*Your instructions*. Copy all lines below exactly as written. Leave pictures out.
━━━━━━━━━━
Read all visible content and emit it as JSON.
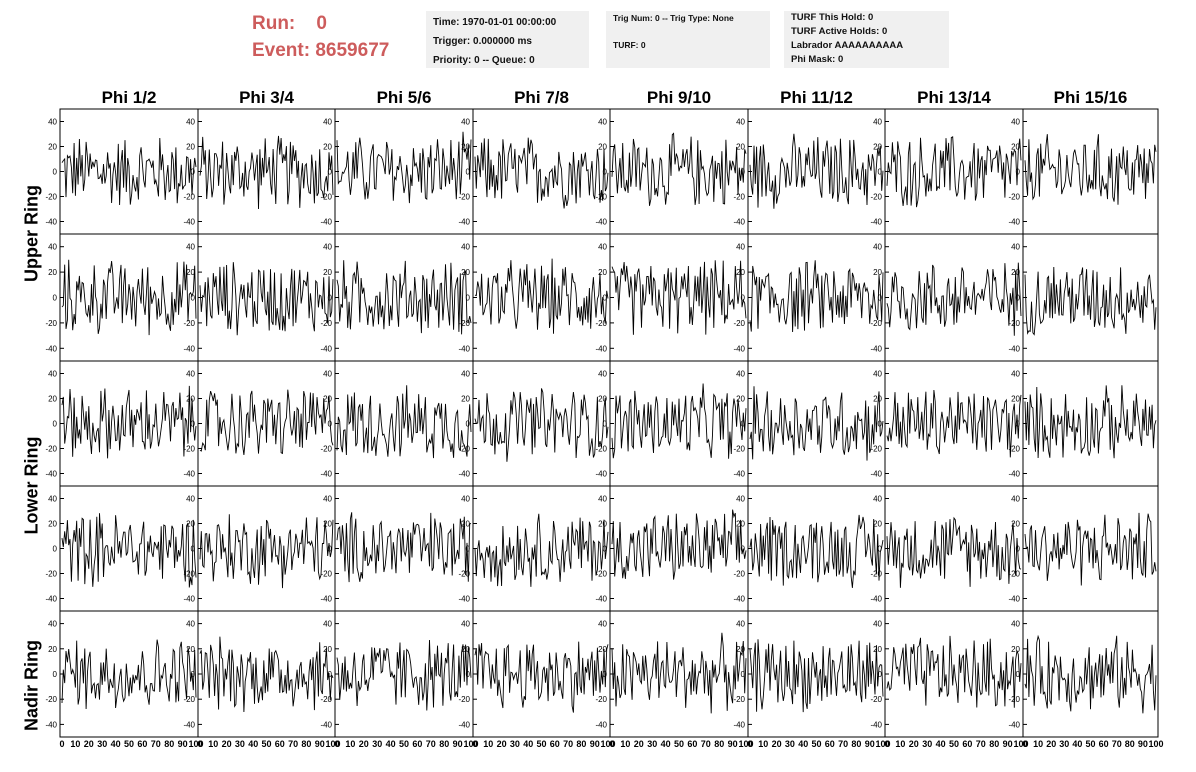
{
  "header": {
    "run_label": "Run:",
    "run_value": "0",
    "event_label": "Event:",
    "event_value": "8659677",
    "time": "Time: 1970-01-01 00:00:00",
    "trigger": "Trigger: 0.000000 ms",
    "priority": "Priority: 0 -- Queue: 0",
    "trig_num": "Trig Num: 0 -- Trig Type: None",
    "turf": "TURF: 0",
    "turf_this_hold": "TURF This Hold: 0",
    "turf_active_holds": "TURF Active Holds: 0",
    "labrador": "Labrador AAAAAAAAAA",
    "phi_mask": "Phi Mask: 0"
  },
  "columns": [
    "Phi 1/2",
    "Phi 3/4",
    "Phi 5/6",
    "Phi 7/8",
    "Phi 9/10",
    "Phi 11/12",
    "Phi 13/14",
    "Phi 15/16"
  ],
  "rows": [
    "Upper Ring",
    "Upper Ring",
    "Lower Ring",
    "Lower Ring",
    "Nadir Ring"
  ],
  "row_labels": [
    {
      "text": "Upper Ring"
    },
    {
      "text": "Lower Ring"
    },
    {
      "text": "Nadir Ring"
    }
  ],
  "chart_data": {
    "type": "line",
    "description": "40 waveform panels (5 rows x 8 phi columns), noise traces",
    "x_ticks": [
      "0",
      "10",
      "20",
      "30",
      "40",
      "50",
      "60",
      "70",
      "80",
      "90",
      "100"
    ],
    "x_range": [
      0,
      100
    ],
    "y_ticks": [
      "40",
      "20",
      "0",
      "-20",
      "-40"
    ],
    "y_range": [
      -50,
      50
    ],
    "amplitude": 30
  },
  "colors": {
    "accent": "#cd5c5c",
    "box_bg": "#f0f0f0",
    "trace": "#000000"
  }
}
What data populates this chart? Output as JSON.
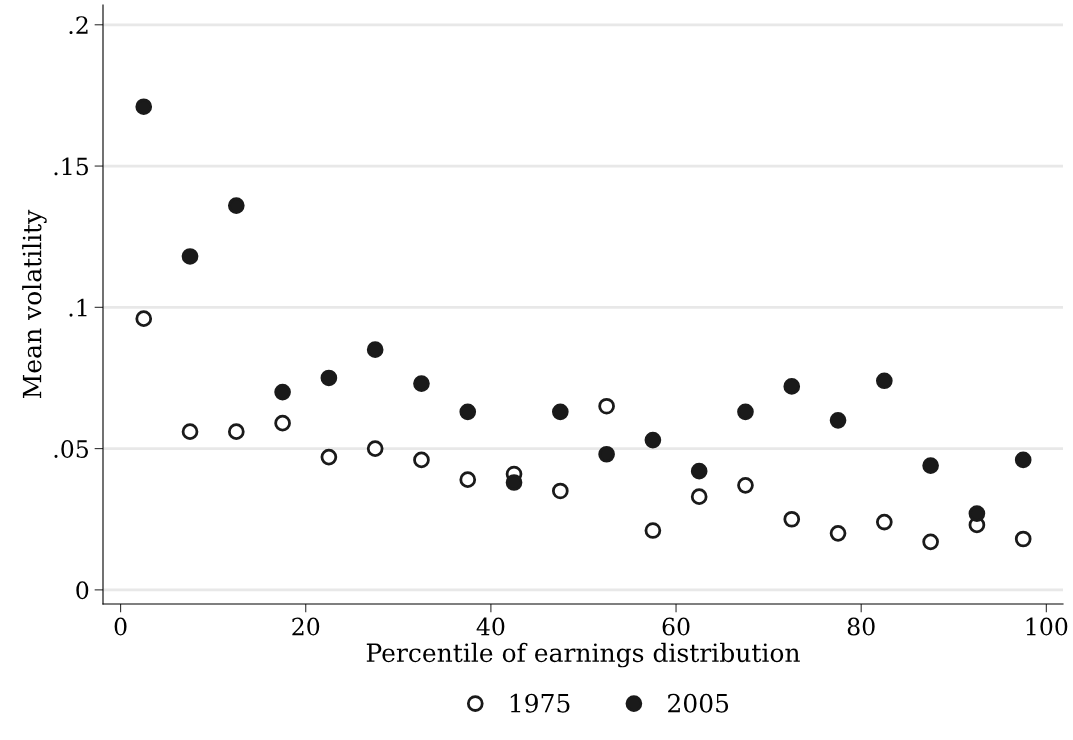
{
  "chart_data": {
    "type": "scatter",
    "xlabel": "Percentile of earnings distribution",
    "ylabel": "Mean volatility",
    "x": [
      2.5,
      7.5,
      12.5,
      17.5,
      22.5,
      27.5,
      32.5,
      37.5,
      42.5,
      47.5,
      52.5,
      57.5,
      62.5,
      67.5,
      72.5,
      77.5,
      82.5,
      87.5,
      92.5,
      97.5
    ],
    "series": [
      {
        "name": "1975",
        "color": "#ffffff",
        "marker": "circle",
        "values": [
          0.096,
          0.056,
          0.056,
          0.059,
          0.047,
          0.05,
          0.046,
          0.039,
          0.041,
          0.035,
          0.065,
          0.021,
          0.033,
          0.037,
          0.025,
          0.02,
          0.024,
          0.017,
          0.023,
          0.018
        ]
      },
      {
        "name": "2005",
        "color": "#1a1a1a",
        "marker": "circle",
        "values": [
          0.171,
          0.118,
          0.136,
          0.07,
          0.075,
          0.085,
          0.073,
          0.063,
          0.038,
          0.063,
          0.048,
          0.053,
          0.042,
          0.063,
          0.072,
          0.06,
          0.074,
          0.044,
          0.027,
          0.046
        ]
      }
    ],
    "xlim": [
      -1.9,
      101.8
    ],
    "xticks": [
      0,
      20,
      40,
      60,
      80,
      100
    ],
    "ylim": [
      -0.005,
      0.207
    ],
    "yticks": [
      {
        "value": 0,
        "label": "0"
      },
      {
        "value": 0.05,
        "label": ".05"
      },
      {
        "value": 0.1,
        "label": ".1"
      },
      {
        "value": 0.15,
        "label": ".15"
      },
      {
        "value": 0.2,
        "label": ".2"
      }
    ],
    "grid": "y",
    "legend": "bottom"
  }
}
━━━━━━━━━━
*Answer for this exercise*.
Read all visible content and emit it as JSON.
{
  "header": {
    "run_label": "Run:",
    "run_value": "0",
    "event_label": "Event:",
    "event_value": "8659677",
    "time": "Time: 1970-01-01 00:00:00",
    "trigger": "Trigger: 0.000000 ms",
    "priority": "Priority: 0 -- Queue: 0",
    "trig_num": "Trig Num: 0 -- Trig Type: None",
    "turf": "TURF: 0",
    "turf_this_hold": "TURF This Hold: 0",
    "turf_active_holds": "TURF Active Holds: 0",
    "labrador": "Labrador AAAAAAAAAA",
    "phi_mask": "Phi Mask: 0"
  },
  "columns": [
    "Phi 1/2",
    "Phi 3/4",
    "Phi 5/6",
    "Phi 7/8",
    "Phi 9/10",
    "Phi 11/12",
    "Phi 13/14",
    "Phi 15/16"
  ],
  "rows": [
    "Upper Ring",
    "Upper Ring",
    "Lower Ring",
    "Lower Ring",
    "Nadir Ring"
  ],
  "row_labels": [
    {
      "text": "Upper Ring"
    },
    {
      "text": "Lower Ring"
    },
    {
      "text": "Nadir Ring"
    }
  ],
  "chart_data": {
    "type": "line",
    "description": "40 waveform panels (5 rows x 8 phi columns), noise traces",
    "x_ticks": [
      "0",
      "10",
      "20",
      "30",
      "40",
      "50",
      "60",
      "70",
      "80",
      "90",
      "100"
    ],
    "x_range": [
      0,
      100
    ],
    "y_ticks": [
      "40",
      "20",
      "0",
      "-20",
      "-40"
    ],
    "y_range": [
      -50,
      50
    ],
    "amplitude": 30
  },
  "colors": {
    "accent": "#cd5c5c",
    "box_bg": "#f0f0f0",
    "trace": "#000000"
  }
}
What data populates this chart? Output as JSON.
{
  "chart_data": {
    "type": "scatter",
    "xlabel": "Percentile of earnings distribution",
    "ylabel": "Mean volatility",
    "x": [
      2.5,
      7.5,
      12.5,
      17.5,
      22.5,
      27.5,
      32.5,
      37.5,
      42.5,
      47.5,
      52.5,
      57.5,
      62.5,
      67.5,
      72.5,
      77.5,
      82.5,
      87.5,
      92.5,
      97.5
    ],
    "series": [
      {
        "name": "1975",
        "color": "#ffffff",
        "marker": "circle",
        "values": [
          0.096,
          0.056,
          0.056,
          0.059,
          0.047,
          0.05,
          0.046,
          0.039,
          0.041,
          0.035,
          0.065,
          0.021,
          0.033,
          0.037,
          0.025,
          0.02,
          0.024,
          0.017,
          0.023,
          0.018
        ]
      },
      {
        "name": "2005",
        "color": "#1a1a1a",
        "marker": "circle",
        "values": [
          0.171,
          0.118,
          0.136,
          0.07,
          0.075,
          0.085,
          0.073,
          0.063,
          0.038,
          0.063,
          0.048,
          0.053,
          0.042,
          0.063,
          0.072,
          0.06,
          0.074,
          0.044,
          0.027,
          0.046
        ]
      }
    ],
    "xlim": [
      -1.9,
      101.8
    ],
    "xticks": [
      0,
      20,
      40,
      60,
      80,
      100
    ],
    "ylim": [
      -0.005,
      0.207
    ],
    "yticks": [
      {
        "value": 0,
        "label": "0"
      },
      {
        "value": 0.05,
        "label": ".05"
      },
      {
        "value": 0.1,
        "label": ".1"
      },
      {
        "value": 0.15,
        "label": ".15"
      },
      {
        "value": 0.2,
        "label": ".2"
      }
    ],
    "grid": "y",
    "legend": "bottom"
  }
}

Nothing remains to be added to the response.